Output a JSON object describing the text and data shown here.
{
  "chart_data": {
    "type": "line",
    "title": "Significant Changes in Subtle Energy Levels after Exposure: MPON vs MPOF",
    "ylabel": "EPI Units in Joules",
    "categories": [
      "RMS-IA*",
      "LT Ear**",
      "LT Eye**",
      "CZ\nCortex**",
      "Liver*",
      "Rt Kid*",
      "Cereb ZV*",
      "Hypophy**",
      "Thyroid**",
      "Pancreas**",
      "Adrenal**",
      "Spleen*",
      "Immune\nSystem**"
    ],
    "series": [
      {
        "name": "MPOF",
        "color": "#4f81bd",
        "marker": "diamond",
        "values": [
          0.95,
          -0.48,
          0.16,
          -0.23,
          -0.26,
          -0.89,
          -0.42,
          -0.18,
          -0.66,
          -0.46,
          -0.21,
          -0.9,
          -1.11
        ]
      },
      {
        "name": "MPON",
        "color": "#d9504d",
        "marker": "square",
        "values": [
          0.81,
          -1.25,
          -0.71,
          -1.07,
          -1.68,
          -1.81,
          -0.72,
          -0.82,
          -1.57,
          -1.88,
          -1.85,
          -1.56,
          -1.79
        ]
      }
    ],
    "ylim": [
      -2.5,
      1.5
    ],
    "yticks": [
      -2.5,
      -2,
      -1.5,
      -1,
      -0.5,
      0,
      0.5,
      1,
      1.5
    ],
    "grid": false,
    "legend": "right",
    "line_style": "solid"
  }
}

————————

### Problem to solve
Note each line of the entries that has "MPON" in it, and copy those lines.

### Task answer
    "title": "Significant Changes in Subtle Energy Levels after Exposure: MPON vs MPOF",
        "name": "MPON",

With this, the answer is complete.